/---

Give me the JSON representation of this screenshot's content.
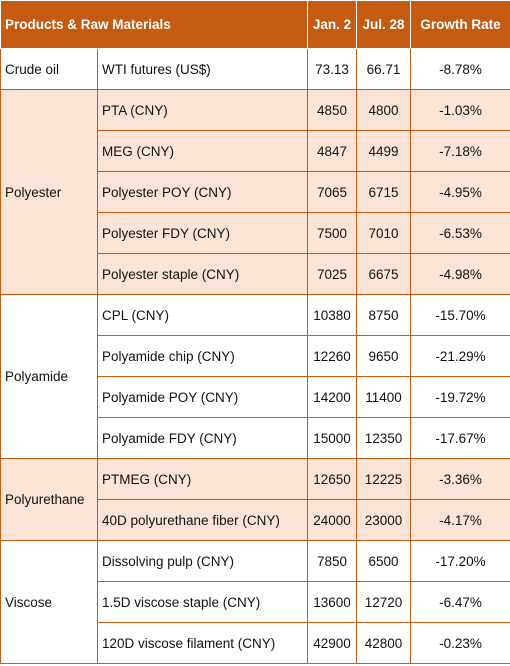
{
  "header": [
    "Products & Raw Materials",
    "Jan. 2",
    "Jul. 28",
    "Growth Rate"
  ],
  "groups": [
    {
      "name": "Crude oil",
      "shaded": false,
      "rows": [
        [
          "WTI futures (US$)",
          "73.13",
          "66.71",
          "-8.78%"
        ]
      ]
    },
    {
      "name": "Polyester",
      "shaded": true,
      "rows": [
        [
          "PTA (CNY)",
          "4850",
          "4800",
          "-1.03%"
        ],
        [
          "MEG (CNY)",
          "4847",
          "4499",
          "-7.18%"
        ],
        [
          "Polyester POY (CNY)",
          "7065",
          "6715",
          "-4.95%"
        ],
        [
          "Polyester FDY (CNY)",
          "7500",
          "7010",
          "-6.53%"
        ],
        [
          "Polyester staple (CNY)",
          "7025",
          "6675",
          "-4.98%"
        ]
      ]
    },
    {
      "name": "Polyamide",
      "shaded": false,
      "rows": [
        [
          "CPL (CNY)",
          "10380",
          "8750",
          "-15.70%"
        ],
        [
          "Polyamide chip (CNY)",
          "12260",
          "9650",
          "-21.29%"
        ],
        [
          "Polyamide POY (CNY)",
          "14200",
          "11400",
          "-19.72%"
        ],
        [
          "Polyamide FDY (CNY)",
          "15000",
          "12350",
          "-17.67%"
        ]
      ]
    },
    {
      "name": "Polyurethane",
      "shaded": true,
      "rows": [
        [
          "PTMEG (CNY)",
          "12650",
          "12225",
          "-3.36%"
        ],
        [
          "40D polyurethane fiber (CNY)",
          "24000",
          "23000",
          "-4.17%"
        ]
      ]
    },
    {
      "name": "Viscose",
      "shaded": false,
      "rows": [
        [
          "Dissolving pulp (CNY)",
          "7850",
          "6500",
          "-17.20%"
        ],
        [
          "1.5D viscose staple (CNY)",
          "13600",
          "12720",
          "-6.47%"
        ],
        [
          "120D viscose filament (CNY)",
          "42900",
          "42800",
          "-0.23%"
        ]
      ]
    }
  ]
}
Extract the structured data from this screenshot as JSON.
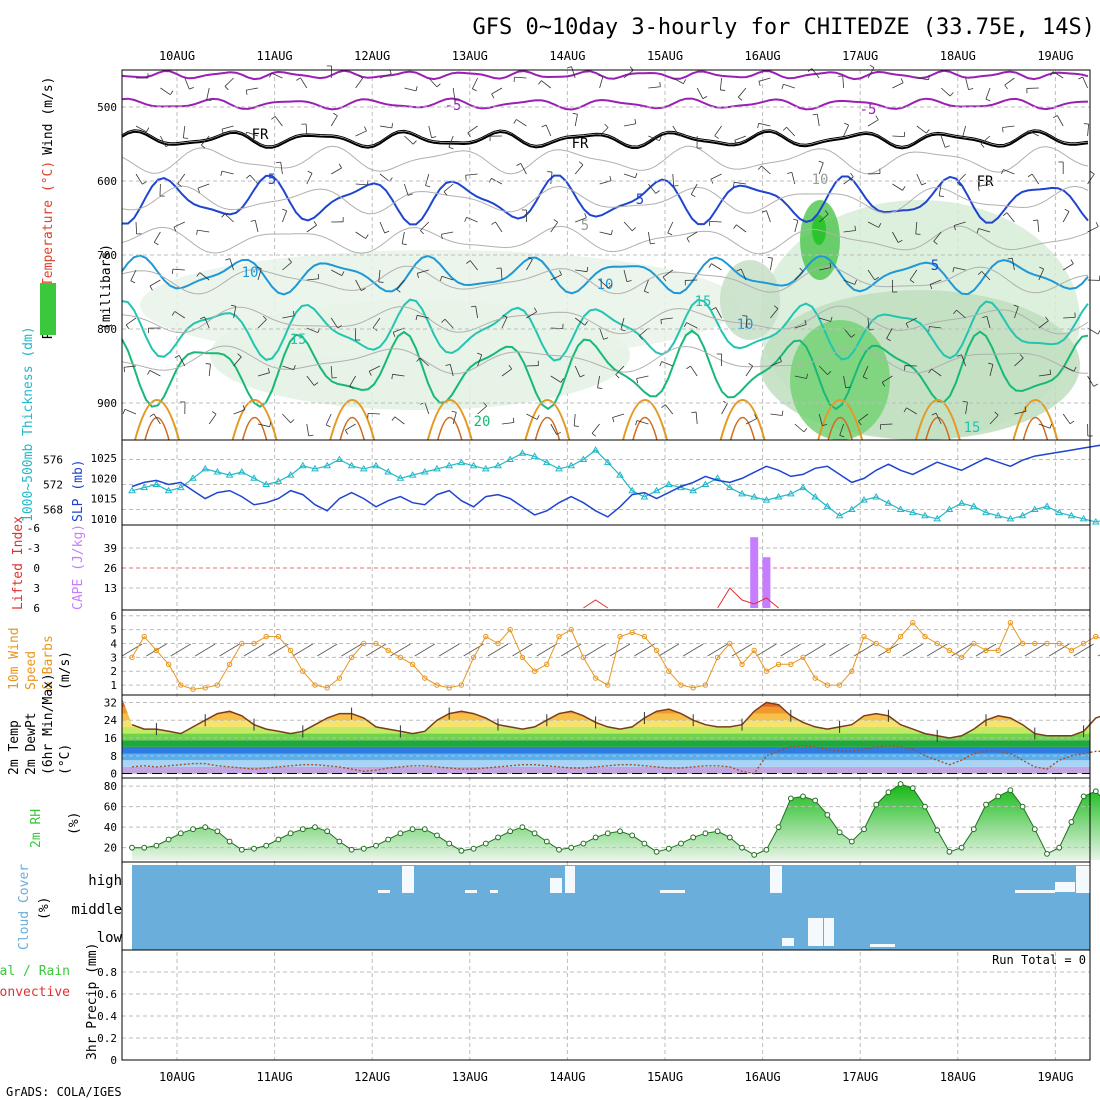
{
  "title": "GFS 0~10day 3-hourly for CHITEDZE (33.75E, 14S)",
  "footer": "GrADS: COLA/IGES",
  "chart_data": {
    "type": "meteogram",
    "location": "CHITEDZE (33.75E, 14S)",
    "dates": [
      "10AUG",
      "11AUG",
      "12AUG",
      "13AUG",
      "14AUG",
      "15AUG",
      "16AUG",
      "17AUG",
      "18AUG",
      "19AUG"
    ],
    "colors": {
      "purple": "#9a1fb5",
      "blue": "#1f45d0",
      "lightblue": "#1f98d8",
      "teal": "#22c5b0",
      "green": "#18b878",
      "orange": "#e49a22",
      "rh_green": "#3cc83c",
      "cape": "#c77dff",
      "li_red": "#e03030",
      "wind_orange": "#e8961e",
      "cloud_blue": "#6aaedb",
      "thick_cyan": "#22b8c8"
    },
    "panels": {
      "upper": {
        "ylabel_parts": [
          "RH (%)",
          "Temperature (°C)",
          "Wind (m/s)"
        ],
        "inner_label": "(millibars)",
        "pressure_ticks": [
          500,
          600,
          700,
          800,
          900
        ],
        "contour_labels": [
          "5",
          "-5",
          "-5",
          "FR",
          "FR",
          "FR",
          "5",
          "5",
          "5",
          "10",
          "10",
          "15",
          "15",
          "20",
          "15",
          "10",
          "10"
        ]
      },
      "thickness": {
        "ylabel_left": "1000~500mb Thickness (dm)",
        "ylabel_right": "SLP (mb)",
        "thickness_ticks": [
          568,
          572,
          576
        ],
        "slp_ticks": [
          1010,
          1015,
          1020,
          1025
        ],
        "thickness_series": [
          571,
          571.5,
          572,
          571,
          571.5,
          573,
          574.5,
          574,
          573.5,
          574,
          573,
          572,
          572.5,
          573.5,
          575,
          574.5,
          575,
          576,
          575,
          574.5,
          575,
          574,
          573,
          573.5,
          574,
          574.5,
          575,
          575.5,
          575,
          574.5,
          575,
          576,
          577,
          576.5,
          575.5,
          574.5,
          575,
          576,
          577.5,
          575.5,
          573.5,
          571,
          570,
          571,
          572,
          571.5,
          571,
          572,
          573,
          571.5,
          570.5,
          570,
          569.5,
          570,
          570.5,
          571.5,
          570,
          568.5,
          567,
          568,
          569.5,
          570,
          569,
          568,
          567.5,
          567,
          566.5,
          568,
          569,
          568.5,
          567.5,
          567,
          566.5,
          567,
          568,
          568.5,
          567.5,
          567,
          566.5,
          566,
          566.5,
          567
        ],
        "slp_series": [
          1018,
          1019,
          1019.5,
          1018.5,
          1019,
          1017,
          1015,
          1016.5,
          1017,
          1015.5,
          1013.5,
          1014,
          1015,
          1017,
          1016,
          1013.5,
          1012,
          1015,
          1016.5,
          1015,
          1013,
          1014.5,
          1015.5,
          1014,
          1013.5,
          1016,
          1017,
          1014.5,
          1013,
          1015.5,
          1016,
          1015,
          1013,
          1011,
          1012,
          1014,
          1015.5,
          1014,
          1012,
          1010.5,
          1013,
          1016,
          1016.5,
          1015,
          1016.5,
          1018,
          1019,
          1020.5,
          1019.5,
          1019,
          1020,
          1021.5,
          1023,
          1022,
          1020.5,
          1021,
          1022.5,
          1023,
          1021,
          1019,
          1020,
          1022,
          1023.5,
          1022,
          1021,
          1022.5,
          1024,
          1023,
          1022,
          1023.5,
          1025,
          1024,
          1023,
          1024.5,
          1025.5,
          1026,
          1026.5,
          1027,
          1027.5,
          1028,
          1028.5,
          1029
        ]
      },
      "cape": {
        "ylabel_left": "Lifted Index",
        "ylabel_right": "CAPE (J/kg)",
        "li_ticks": [
          "6",
          "3",
          "0",
          "-3",
          "-6"
        ],
        "cape_ticks": [
          13,
          26,
          39
        ],
        "cape_bars": [
          {
            "t": 51,
            "value": 46
          },
          {
            "t": 52,
            "value": 33
          }
        ]
      },
      "wind": {
        "ylabel_parts": [
          "10m Wind",
          "Speed",
          "& Barbs",
          "(m/s)"
        ],
        "ticks": [
          1,
          2,
          3,
          4,
          5,
          6
        ],
        "speed_series": [
          3,
          4.5,
          3.5,
          2.5,
          1,
          0.7,
          0.8,
          1,
          2.5,
          4,
          4,
          4.5,
          4.5,
          3.5,
          2,
          1,
          0.8,
          1.5,
          3,
          4,
          4,
          3.5,
          3,
          2.5,
          1.5,
          1,
          0.8,
          1,
          3,
          4.5,
          4,
          5,
          3,
          2,
          2.5,
          4.5,
          5,
          3,
          1.5,
          1,
          4.5,
          4.8,
          4.5,
          3.5,
          2,
          1,
          0.8,
          1,
          3,
          4,
          2.5,
          3.5,
          2,
          2.5,
          2.5,
          3,
          1.5,
          1,
          1,
          2,
          4.5,
          4,
          3.5,
          4.5,
          5.5,
          4.5,
          4,
          3.5,
          3,
          4,
          3.5,
          3.5,
          5.5,
          4,
          4,
          4,
          4,
          3.5,
          4,
          4.5,
          4.2,
          4.5,
          5,
          4.5
        ]
      },
      "temp": {
        "ylabel_parts": [
          "2m Temp",
          "2m DewPt",
          "(6hr Min/Max)",
          "(°C)"
        ],
        "ticks": [
          0,
          8,
          16,
          24,
          32
        ],
        "temp_series": [
          22,
          20,
          20,
          19,
          18,
          21,
          24,
          27,
          28,
          26,
          22,
          20,
          19,
          18,
          19,
          22,
          25,
          27,
          27,
          25,
          21,
          20,
          19,
          18,
          19,
          24,
          27,
          28,
          27,
          25,
          22,
          21,
          20,
          21,
          24,
          27,
          28,
          26,
          23,
          21,
          20,
          21,
          25,
          28,
          29,
          27,
          24,
          22,
          21,
          21,
          22,
          28,
          32,
          31,
          26,
          23,
          21,
          20,
          21,
          22,
          26,
          27,
          26,
          22,
          20,
          18,
          17,
          16,
          17,
          20,
          24,
          26,
          25,
          22,
          18,
          17,
          17,
          17,
          19,
          25,
          27
        ],
        "dew_series": [
          3,
          3.5,
          3,
          3.5,
          4,
          4.5,
          4.5,
          3.5,
          3,
          2.5,
          2,
          2.5,
          3,
          3.5,
          4,
          4,
          3.5,
          3,
          2,
          1,
          1.5,
          2.5,
          3,
          3.5,
          3.5,
          3,
          2.5,
          2,
          2,
          2.5,
          3,
          3.5,
          4,
          4,
          3.5,
          3,
          2.5,
          2.5,
          3,
          3.5,
          4,
          4,
          3.5,
          3,
          2.5,
          2.5,
          3,
          3.5,
          3.5,
          3,
          1,
          0,
          8,
          10,
          12,
          12.5,
          12,
          11,
          10,
          10,
          11,
          12,
          12.5,
          12,
          11,
          8,
          6,
          4,
          6,
          9,
          10,
          10,
          9,
          6,
          3,
          2,
          6,
          8,
          9,
          10,
          10
        ],
        "temp_bands": [
          {
            "from": 0,
            "to": 3,
            "color": "#c3a6e0"
          },
          {
            "from": 3,
            "to": 6,
            "color": "#a9d4f5"
          },
          {
            "from": 6,
            "to": 9,
            "color": "#5aaeea"
          },
          {
            "from": 9,
            "to": 12,
            "color": "#2f7be0"
          },
          {
            "from": 12,
            "to": 15,
            "color": "#1fa83c"
          },
          {
            "from": 15,
            "to": 18,
            "color": "#6fd44a"
          },
          {
            "from": 18,
            "to": 21,
            "color": "#c3ea64"
          },
          {
            "from": 21,
            "to": 24,
            "color": "#f7e26a"
          },
          {
            "from": 24,
            "to": 27,
            "color": "#f6c04a"
          },
          {
            "from": 27,
            "to": 30,
            "color": "#ef9a2a"
          },
          {
            "from": 30,
            "to": 33,
            "color": "#e2681e"
          }
        ]
      },
      "rh": {
        "ylabel_parts": [
          "2m RH",
          "(%)"
        ],
        "ticks": [
          20,
          40,
          60,
          80
        ],
        "rh_series": [
          20,
          20,
          22,
          28,
          34,
          38,
          40,
          36,
          26,
          18,
          19,
          22,
          28,
          34,
          38,
          40,
          36,
          26,
          18,
          19,
          22,
          28,
          34,
          38,
          38,
          32,
          24,
          17,
          19,
          24,
          30,
          36,
          40,
          34,
          26,
          18,
          20,
          24,
          30,
          34,
          36,
          32,
          24,
          16,
          19,
          24,
          30,
          34,
          36,
          30,
          20,
          13,
          18,
          40,
          68,
          70,
          66,
          52,
          35,
          26,
          38,
          62,
          74,
          82,
          78,
          60,
          37,
          16,
          20,
          38,
          62,
          70,
          76,
          60,
          38,
          14,
          20,
          45,
          70,
          75,
          62
        ]
      },
      "cloud": {
        "ylabel_parts": [
          "Cloud Cover",
          "(%)"
        ],
        "levels": [
          "high",
          "middle",
          "low"
        ]
      },
      "precip": {
        "ylabel_parts": [
          "Total / Rain",
          "Convective",
          "3hr Precip (mm)"
        ],
        "ticks": [
          "0",
          "0.2",
          "0.4",
          "0.6",
          "0.8"
        ],
        "run_total": "Run Total = 0"
      }
    }
  }
}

\---

**Task objective:** Find every line in the records that has the string "name", then state how many there are and nothing else.

**Exercise response:** 5